● **Exercise instructions**:
Copy every line of the material below word for word.

======== Given data ========

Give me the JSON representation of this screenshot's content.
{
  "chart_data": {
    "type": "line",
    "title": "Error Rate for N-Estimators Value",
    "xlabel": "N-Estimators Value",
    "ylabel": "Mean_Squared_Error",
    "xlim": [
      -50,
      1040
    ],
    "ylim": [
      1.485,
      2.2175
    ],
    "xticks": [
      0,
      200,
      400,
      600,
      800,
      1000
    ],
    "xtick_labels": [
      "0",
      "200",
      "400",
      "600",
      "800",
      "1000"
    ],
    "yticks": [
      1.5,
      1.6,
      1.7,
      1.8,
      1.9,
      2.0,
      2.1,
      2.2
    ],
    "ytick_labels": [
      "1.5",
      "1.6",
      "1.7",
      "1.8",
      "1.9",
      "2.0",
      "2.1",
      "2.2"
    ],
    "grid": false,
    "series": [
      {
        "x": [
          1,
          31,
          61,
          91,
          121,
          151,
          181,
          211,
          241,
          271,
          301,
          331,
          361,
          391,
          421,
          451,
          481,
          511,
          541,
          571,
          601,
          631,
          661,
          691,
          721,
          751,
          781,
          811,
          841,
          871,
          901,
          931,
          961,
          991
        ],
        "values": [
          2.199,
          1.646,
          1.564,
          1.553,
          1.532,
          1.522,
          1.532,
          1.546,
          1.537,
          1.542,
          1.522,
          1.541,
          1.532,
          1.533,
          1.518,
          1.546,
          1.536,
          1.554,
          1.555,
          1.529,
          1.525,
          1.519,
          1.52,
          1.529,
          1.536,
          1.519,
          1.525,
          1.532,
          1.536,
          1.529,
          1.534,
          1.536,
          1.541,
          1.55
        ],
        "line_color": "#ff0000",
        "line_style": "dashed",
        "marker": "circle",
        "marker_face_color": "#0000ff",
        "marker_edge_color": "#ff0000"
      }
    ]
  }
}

========

● **Answer to this task**:
Give me the JSON representation of this screenshot's content.
{
  "chart_data": {
    "type": "line",
    "title": "Error Rate for N-Estimators Value",
    "xlabel": "N-Estimators Value",
    "ylabel": "Mean_Squared_Error",
    "xlim": [
      -50,
      1040
    ],
    "ylim": [
      1.485,
      2.2175
    ],
    "xticks": [
      0,
      200,
      400,
      600,
      800,
      1000
    ],
    "xtick_labels": [
      "0",
      "200",
      "400",
      "600",
      "800",
      "1000"
    ],
    "yticks": [
      1.5,
      1.6,
      1.7,
      1.8,
      1.9,
      2.0,
      2.1,
      2.2
    ],
    "ytick_labels": [
      "1.5",
      "1.6",
      "1.7",
      "1.8",
      "1.9",
      "2.0",
      "2.1",
      "2.2"
    ],
    "grid": false,
    "series": [
      {
        "x": [
          1,
          31,
          61,
          91,
          121,
          151,
          181,
          211,
          241,
          271,
          301,
          331,
          361,
          391,
          421,
          451,
          481,
          511,
          541,
          571,
          601,
          631,
          661,
          691,
          721,
          751,
          781,
          811,
          841,
          871,
          901,
          931,
          961,
          991
        ],
        "values": [
          2.199,
          1.646,
          1.564,
          1.553,
          1.532,
          1.522,
          1.532,
          1.546,
          1.537,
          1.542,
          1.522,
          1.541,
          1.532,
          1.533,
          1.518,
          1.546,
          1.536,
          1.554,
          1.555,
          1.529,
          1.525,
          1.519,
          1.52,
          1.529,
          1.536,
          1.519,
          1.525,
          1.532,
          1.536,
          1.529,
          1.534,
          1.536,
          1.541,
          1.55
        ],
        "line_color": "#ff0000",
        "line_style": "dashed",
        "marker": "circle",
        "marker_face_color": "#0000ff",
        "marker_edge_color": "#ff0000"
      }
    ]
  }
}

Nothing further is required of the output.